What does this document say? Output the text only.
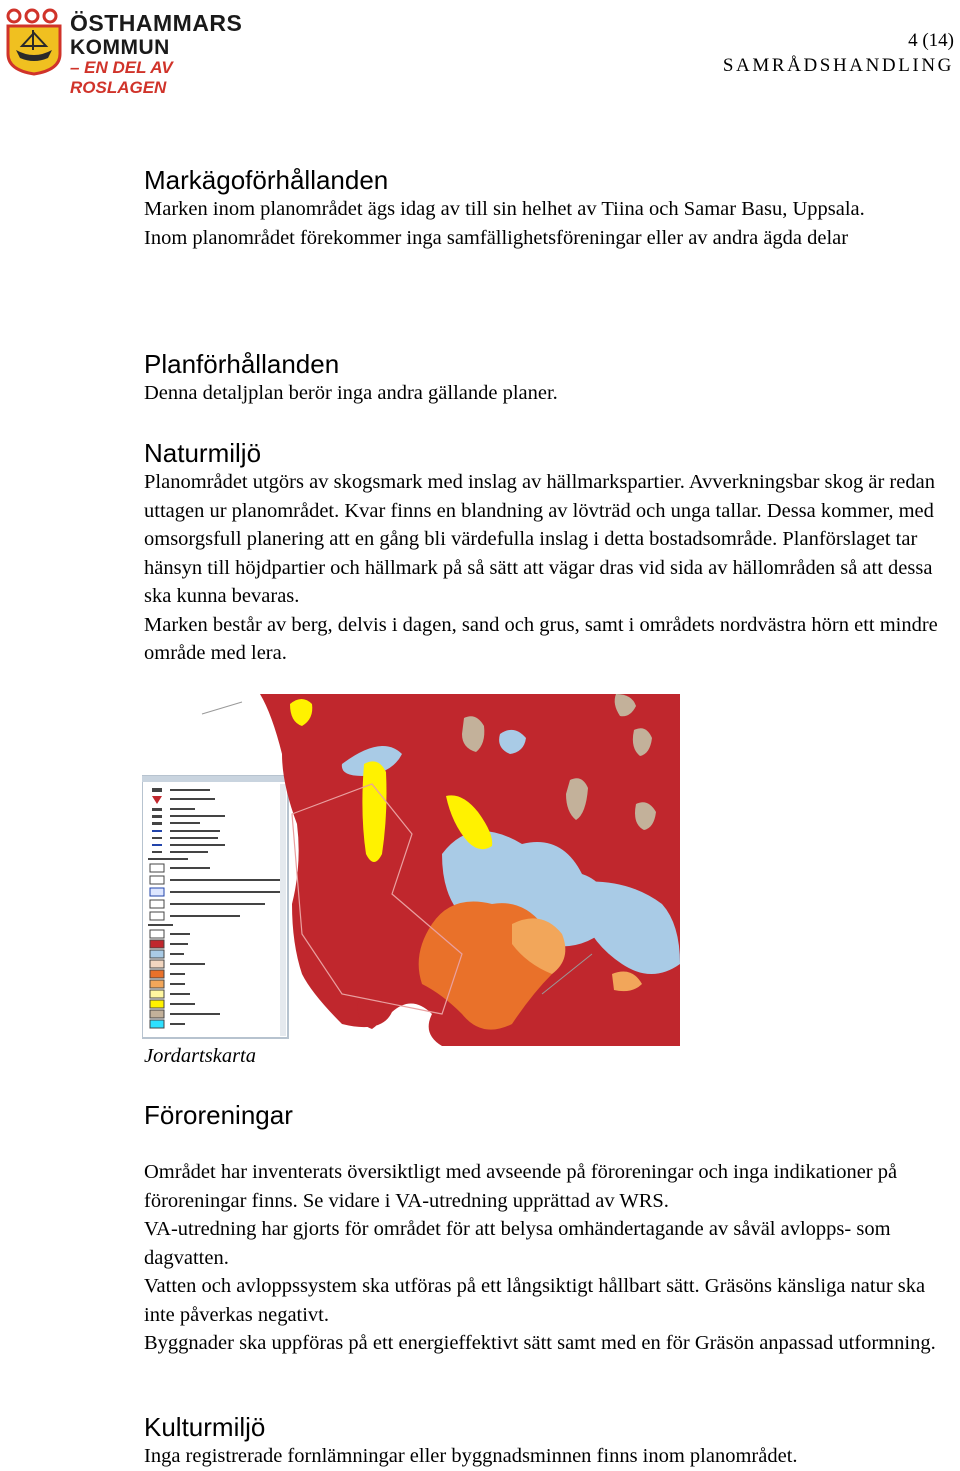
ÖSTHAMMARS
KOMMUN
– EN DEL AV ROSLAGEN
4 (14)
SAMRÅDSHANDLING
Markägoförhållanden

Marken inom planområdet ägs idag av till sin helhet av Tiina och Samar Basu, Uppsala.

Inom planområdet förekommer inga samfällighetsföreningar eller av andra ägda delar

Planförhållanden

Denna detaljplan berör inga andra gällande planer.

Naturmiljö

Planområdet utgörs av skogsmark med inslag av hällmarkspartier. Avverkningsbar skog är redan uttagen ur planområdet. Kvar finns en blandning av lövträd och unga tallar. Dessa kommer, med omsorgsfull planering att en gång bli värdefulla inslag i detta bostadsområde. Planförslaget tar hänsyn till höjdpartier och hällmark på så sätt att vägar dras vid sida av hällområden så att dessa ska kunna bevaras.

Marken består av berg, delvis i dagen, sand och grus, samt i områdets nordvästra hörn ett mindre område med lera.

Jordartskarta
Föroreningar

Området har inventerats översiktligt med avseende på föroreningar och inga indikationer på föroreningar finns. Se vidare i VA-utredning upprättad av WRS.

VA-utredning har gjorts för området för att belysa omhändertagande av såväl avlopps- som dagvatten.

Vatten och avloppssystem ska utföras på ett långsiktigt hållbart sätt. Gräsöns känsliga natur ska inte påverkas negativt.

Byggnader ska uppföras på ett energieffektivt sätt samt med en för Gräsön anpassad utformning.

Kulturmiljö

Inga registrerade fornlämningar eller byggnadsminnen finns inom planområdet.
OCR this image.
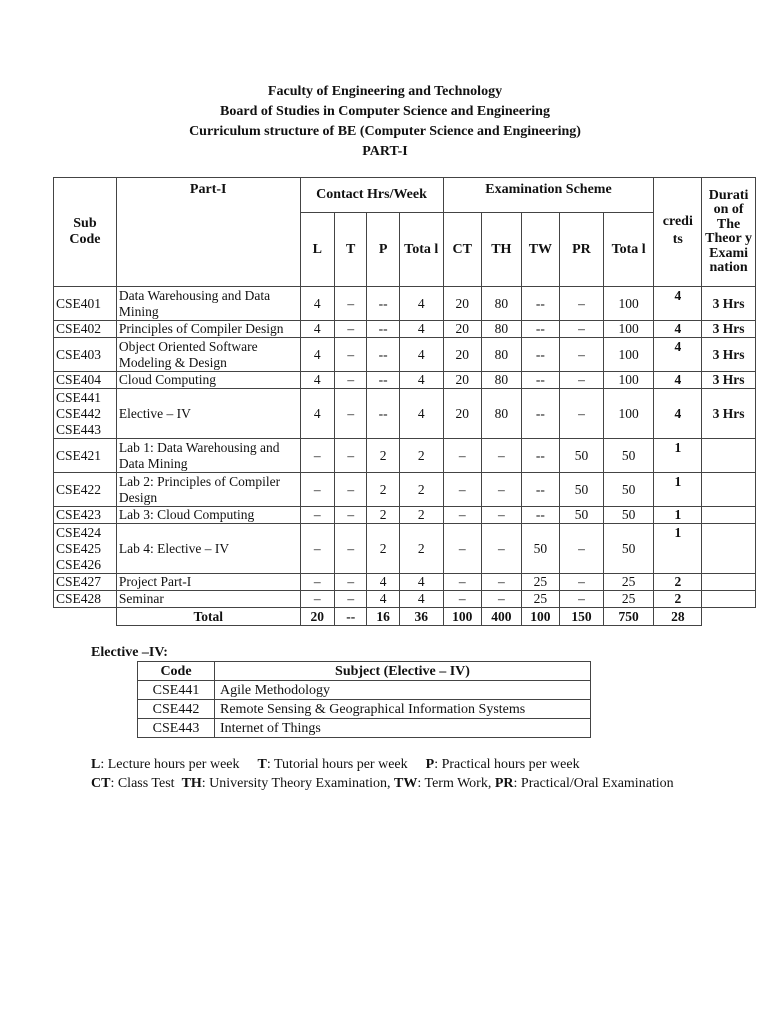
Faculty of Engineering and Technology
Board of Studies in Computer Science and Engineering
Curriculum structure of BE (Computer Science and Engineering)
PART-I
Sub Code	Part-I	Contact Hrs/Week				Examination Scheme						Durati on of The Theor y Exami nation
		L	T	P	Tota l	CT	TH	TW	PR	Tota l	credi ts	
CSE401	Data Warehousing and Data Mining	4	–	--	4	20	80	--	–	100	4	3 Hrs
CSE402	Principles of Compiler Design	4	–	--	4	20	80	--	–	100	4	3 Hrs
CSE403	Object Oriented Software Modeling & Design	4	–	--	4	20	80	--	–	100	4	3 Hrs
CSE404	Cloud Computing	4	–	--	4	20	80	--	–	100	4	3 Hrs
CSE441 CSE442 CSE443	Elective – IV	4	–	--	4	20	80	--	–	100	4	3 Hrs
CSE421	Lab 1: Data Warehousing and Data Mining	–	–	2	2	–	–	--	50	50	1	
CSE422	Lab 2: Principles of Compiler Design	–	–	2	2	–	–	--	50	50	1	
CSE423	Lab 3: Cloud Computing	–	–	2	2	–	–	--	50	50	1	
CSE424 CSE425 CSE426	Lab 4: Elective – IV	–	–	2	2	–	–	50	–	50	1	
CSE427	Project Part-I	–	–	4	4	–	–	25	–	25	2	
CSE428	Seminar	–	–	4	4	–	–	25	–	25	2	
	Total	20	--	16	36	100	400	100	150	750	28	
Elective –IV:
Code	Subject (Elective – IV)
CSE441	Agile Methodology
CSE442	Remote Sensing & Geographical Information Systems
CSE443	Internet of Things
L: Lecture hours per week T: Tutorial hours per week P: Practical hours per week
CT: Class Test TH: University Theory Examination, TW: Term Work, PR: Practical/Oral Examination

○ ○ ○ ○ ○ ○ ○

Repeat the records word for word. Any picture in them should be left out.

Reply:
What does this document say? Output the text only.
ÖSTHAMMARS
KOMMUN
– EN DEL AV ROSLAGEN
4 (14)
SAMRÅDSHANDLING
Markägoförhållanden

Marken inom planområdet ägs idag av till sin helhet av Tiina och Samar Basu, Uppsala.

Inom planområdet förekommer inga samfällighetsföreningar eller av andra ägda delar

Planförhållanden

Denna detaljplan berör inga andra gällande planer.

Naturmiljö

Planområdet utgörs av skogsmark med inslag av hällmarkspartier. Avverkningsbar skog är redan uttagen ur planområdet. Kvar finns en blandning av lövträd och unga tallar. Dessa kommer, med omsorgsfull planering att en gång bli värdefulla inslag i detta bostadsområde. Planförslaget tar hänsyn till höjdpartier och hällmark på så sätt att vägar dras vid sida av hällområden så att dessa ska kunna bevaras.

Marken består av berg, delvis i dagen, sand och grus, samt i områdets nordvästra hörn ett mindre område med lera.

Jordartskarta
Föroreningar

Området har inventerats översiktligt med avseende på föroreningar och inga indikationer på föroreningar finns. Se vidare i VA-utredning upprättad av WRS.

VA-utredning har gjorts för området för att belysa omhändertagande av såväl avlopps- som dagvatten.

Vatten och avloppssystem ska utföras på ett långsiktigt hållbart sätt. Gräsöns känsliga natur ska inte påverkas negativt.

Byggnader ska uppföras på ett energieffektivt sätt samt med en för Gräsön anpassad utformning.

Kulturmiljö

Inga registrerade fornlämningar eller byggnadsminnen finns inom planområdet.
OCR this image.
Faculty of Engineering and Technology
Board of Studies in Computer Science and Engineering
Curriculum structure of BE (Computer Science and Engineering)
PART-I
Sub Code	Part-I	Contact Hrs/Week				Examination Scheme						Durati on of The Theor y Exami nation
		L	T	P	Tota l	CT	TH	TW	PR	Tota l	credi ts	
CSE401	Data Warehousing and Data Mining	4	–	--	4	20	80	--	–	100	4	3 Hrs
CSE402	Principles of Compiler Design	4	–	--	4	20	80	--	–	100	4	3 Hrs
CSE403	Object Oriented Software Modeling & Design	4	–	--	4	20	80	--	–	100	4	3 Hrs
CSE404	Cloud Computing	4	–	--	4	20	80	--	–	100	4	3 Hrs
CSE441 CSE442 CSE443	Elective – IV	4	–	--	4	20	80	--	–	100	4	3 Hrs
CSE421	Lab 1: Data Warehousing and Data Mining	–	–	2	2	–	–	--	50	50	1	
CSE422	Lab 2: Principles of Compiler Design	–	–	2	2	–	–	--	50	50	1	
CSE423	Lab 3: Cloud Computing	–	–	2	2	–	–	--	50	50	1	
CSE424 CSE425 CSE426	Lab 4: Elective – IV	–	–	2	2	–	–	50	–	50	1	
CSE427	Project Part-I	–	–	4	4	–	–	25	–	25	2	
CSE428	Seminar	–	–	4	4	–	–	25	–	25	2	
	Total	20	--	16	36	100	400	100	150	750	28	
Elective –IV:
Code	Subject (Elective – IV)
CSE441	Agile Methodology
CSE442	Remote Sensing & Geographical Information Systems
CSE443	Internet of Things
L: Lecture hours per week T: Tutorial hours per week P: Practical hours per week
CT: Class Test TH: University Theory Examination, TW: Term Work, PR: Practical/Oral Examination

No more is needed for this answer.